--- begin ---

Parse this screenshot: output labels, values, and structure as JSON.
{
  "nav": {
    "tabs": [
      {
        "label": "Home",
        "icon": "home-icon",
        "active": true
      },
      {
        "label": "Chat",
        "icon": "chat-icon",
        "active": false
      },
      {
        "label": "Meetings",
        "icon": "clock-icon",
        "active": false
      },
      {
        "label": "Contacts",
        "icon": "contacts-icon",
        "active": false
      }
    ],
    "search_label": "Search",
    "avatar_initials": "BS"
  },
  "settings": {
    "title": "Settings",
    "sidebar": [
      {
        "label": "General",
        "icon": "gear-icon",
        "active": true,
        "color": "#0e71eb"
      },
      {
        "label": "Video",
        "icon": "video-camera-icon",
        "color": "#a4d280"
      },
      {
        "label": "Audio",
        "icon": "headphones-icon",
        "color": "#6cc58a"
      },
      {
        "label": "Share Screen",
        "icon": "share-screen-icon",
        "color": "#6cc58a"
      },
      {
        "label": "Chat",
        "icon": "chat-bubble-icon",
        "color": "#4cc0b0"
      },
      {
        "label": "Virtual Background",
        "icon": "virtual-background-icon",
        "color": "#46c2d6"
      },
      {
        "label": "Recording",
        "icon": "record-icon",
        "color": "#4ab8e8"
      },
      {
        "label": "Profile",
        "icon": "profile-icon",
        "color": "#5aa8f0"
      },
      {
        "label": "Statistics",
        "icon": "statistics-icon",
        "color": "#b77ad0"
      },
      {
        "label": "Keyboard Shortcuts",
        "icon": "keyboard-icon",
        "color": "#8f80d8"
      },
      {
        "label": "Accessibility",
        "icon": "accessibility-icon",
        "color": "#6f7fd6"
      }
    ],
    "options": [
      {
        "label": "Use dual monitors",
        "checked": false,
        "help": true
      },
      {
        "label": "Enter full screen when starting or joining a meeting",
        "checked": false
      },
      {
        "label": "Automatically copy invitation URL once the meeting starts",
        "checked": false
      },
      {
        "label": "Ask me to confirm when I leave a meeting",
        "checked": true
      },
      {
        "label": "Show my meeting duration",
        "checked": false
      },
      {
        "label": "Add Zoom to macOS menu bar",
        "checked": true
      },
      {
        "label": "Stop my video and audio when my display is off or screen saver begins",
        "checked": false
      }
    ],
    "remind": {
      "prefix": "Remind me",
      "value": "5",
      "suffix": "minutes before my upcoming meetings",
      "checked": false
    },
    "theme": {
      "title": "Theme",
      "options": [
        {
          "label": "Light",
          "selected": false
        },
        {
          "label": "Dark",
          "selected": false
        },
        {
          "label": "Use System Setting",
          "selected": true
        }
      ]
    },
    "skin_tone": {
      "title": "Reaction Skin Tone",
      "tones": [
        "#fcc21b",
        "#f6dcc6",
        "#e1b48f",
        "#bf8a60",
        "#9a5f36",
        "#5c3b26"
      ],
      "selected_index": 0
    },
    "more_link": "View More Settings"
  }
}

--- end ---

WRITTEN TASK> Make an exact copy of every line in the data.

TASK RESULT>
Parse this screenshot: output labels, values, and structure as JSON.
{
  "nav": {
    "tabs": [
      {
        "label": "Home",
        "icon": "home-icon",
        "active": true
      },
      {
        "label": "Chat",
        "icon": "chat-icon",
        "active": false
      },
      {
        "label": "Meetings",
        "icon": "clock-icon",
        "active": false
      },
      {
        "label": "Contacts",
        "icon": "contacts-icon",
        "active": false
      }
    ],
    "search_label": "Search",
    "avatar_initials": "BS"
  },
  "settings": {
    "title": "Settings",
    "sidebar": [
      {
        "label": "General",
        "icon": "gear-icon",
        "active": true,
        "color": "#0e71eb"
      },
      {
        "label": "Video",
        "icon": "video-camera-icon",
        "color": "#a4d280"
      },
      {
        "label": "Audio",
        "icon": "headphones-icon",
        "color": "#6cc58a"
      },
      {
        "label": "Share Screen",
        "icon": "share-screen-icon",
        "color": "#6cc58a"
      },
      {
        "label": "Chat",
        "icon": "chat-bubble-icon",
        "color": "#4cc0b0"
      },
      {
        "label": "Virtual Background",
        "icon": "virtual-background-icon",
        "color": "#46c2d6"
      },
      {
        "label": "Recording",
        "icon": "record-icon",
        "color": "#4ab8e8"
      },
      {
        "label": "Profile",
        "icon": "profile-icon",
        "color": "#5aa8f0"
      },
      {
        "label": "Statistics",
        "icon": "statistics-icon",
        "color": "#b77ad0"
      },
      {
        "label": "Keyboard Shortcuts",
        "icon": "keyboard-icon",
        "color": "#8f80d8"
      },
      {
        "label": "Accessibility",
        "icon": "accessibility-icon",
        "color": "#6f7fd6"
      }
    ],
    "options": [
      {
        "label": "Use dual monitors",
        "checked": false,
        "help": true
      },
      {
        "label": "Enter full screen when starting or joining a meeting",
        "checked": false
      },
      {
        "label": "Automatically copy invitation URL once the meeting starts",
        "checked": false
      },
      {
        "label": "Ask me to confirm when I leave a meeting",
        "checked": true
      },
      {
        "label": "Show my meeting duration",
        "checked": false
      },
      {
        "label": "Add Zoom to macOS menu bar",
        "checked": true
      },
      {
        "label": "Stop my video and audio when my display is off or screen saver begins",
        "checked": false
      }
    ],
    "remind": {
      "prefix": "Remind me",
      "value": "5",
      "suffix": "minutes before my upcoming meetings",
      "checked": false
    },
    "theme": {
      "title": "Theme",
      "options": [
        {
          "label": "Light",
          "selected": false
        },
        {
          "label": "Dark",
          "selected": false
        },
        {
          "label": "Use System Setting",
          "selected": true
        }
      ]
    },
    "skin_tone": {
      "title": "Reaction Skin Tone",
      "tones": [
        "#fcc21b",
        "#f6dcc6",
        "#e1b48f",
        "#bf8a60",
        "#9a5f36",
        "#5c3b26"
      ],
      "selected_index": 0
    },
    "more_link": "View More Settings"
  }
}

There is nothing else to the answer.